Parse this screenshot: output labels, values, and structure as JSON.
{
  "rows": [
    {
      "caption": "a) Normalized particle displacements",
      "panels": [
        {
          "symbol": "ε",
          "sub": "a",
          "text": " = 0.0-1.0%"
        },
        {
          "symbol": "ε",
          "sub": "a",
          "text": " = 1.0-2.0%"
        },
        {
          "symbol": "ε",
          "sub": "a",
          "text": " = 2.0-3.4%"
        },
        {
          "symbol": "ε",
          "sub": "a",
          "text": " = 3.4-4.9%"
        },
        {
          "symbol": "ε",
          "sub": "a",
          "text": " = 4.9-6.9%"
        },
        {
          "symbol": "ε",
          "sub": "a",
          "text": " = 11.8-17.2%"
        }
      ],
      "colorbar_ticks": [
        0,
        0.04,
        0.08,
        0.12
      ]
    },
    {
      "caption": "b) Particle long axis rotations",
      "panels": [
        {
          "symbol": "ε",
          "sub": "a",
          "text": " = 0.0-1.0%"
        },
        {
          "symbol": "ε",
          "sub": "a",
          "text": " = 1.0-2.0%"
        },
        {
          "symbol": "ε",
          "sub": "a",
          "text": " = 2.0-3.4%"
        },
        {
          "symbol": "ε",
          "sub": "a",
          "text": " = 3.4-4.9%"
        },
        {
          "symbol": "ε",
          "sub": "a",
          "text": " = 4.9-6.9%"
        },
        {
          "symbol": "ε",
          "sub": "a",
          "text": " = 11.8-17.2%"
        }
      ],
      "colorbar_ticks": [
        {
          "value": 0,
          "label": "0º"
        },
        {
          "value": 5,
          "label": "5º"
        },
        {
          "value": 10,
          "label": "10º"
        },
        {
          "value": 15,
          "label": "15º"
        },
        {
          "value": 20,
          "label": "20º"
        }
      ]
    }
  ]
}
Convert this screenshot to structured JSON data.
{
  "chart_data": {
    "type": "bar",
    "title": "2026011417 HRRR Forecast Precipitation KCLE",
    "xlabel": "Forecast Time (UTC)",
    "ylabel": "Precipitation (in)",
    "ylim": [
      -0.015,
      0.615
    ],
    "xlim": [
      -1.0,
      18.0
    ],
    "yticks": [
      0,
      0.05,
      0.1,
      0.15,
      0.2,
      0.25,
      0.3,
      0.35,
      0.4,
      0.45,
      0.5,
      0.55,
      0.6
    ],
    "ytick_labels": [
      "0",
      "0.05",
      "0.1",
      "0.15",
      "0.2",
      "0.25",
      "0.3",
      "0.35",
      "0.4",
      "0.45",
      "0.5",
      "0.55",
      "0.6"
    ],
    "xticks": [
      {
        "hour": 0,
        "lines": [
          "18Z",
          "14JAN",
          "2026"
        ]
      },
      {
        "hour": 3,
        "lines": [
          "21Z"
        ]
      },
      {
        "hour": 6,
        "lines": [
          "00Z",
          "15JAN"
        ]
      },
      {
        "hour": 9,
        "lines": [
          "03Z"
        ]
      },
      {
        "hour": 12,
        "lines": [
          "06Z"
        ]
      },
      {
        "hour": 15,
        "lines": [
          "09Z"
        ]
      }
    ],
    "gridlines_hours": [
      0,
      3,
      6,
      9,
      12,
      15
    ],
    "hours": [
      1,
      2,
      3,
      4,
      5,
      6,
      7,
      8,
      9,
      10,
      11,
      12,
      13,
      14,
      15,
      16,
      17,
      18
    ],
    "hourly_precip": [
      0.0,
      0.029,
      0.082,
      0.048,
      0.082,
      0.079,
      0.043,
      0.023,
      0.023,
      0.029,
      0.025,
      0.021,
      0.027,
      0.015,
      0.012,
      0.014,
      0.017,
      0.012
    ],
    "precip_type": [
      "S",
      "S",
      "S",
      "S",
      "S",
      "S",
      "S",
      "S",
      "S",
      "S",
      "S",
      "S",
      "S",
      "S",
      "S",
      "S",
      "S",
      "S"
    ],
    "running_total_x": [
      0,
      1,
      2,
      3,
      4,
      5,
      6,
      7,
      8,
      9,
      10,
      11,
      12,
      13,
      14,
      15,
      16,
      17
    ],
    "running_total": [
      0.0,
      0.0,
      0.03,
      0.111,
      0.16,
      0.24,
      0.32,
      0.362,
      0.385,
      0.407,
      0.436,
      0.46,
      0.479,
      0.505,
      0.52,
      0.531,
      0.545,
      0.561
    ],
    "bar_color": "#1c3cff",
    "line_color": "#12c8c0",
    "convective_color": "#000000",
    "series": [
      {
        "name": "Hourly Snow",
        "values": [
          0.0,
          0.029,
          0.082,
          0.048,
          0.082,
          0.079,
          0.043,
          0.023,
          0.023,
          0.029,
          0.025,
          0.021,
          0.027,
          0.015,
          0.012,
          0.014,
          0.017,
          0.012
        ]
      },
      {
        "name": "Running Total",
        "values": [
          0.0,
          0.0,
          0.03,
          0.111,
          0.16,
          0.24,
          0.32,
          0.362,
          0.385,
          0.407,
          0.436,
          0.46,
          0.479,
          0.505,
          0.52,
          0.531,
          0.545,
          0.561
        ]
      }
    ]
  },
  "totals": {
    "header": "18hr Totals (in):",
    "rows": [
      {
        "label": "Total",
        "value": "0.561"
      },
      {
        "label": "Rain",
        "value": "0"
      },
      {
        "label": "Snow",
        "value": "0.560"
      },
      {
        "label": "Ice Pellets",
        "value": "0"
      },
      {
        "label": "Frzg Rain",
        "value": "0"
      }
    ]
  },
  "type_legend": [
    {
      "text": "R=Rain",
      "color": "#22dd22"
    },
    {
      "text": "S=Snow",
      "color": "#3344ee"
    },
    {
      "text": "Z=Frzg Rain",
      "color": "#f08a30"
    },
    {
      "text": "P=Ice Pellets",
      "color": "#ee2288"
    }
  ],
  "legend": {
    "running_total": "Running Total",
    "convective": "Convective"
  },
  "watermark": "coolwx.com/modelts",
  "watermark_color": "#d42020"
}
• • • • • • •
• [CHALLENGE]: Look through the records and gather each line with the word "Precipitation".

• [OUTPUT]:
    "title": "2026011417 HRRR Forecast Precipitation KCLE",
    "ylabel": "Precipitation (in)",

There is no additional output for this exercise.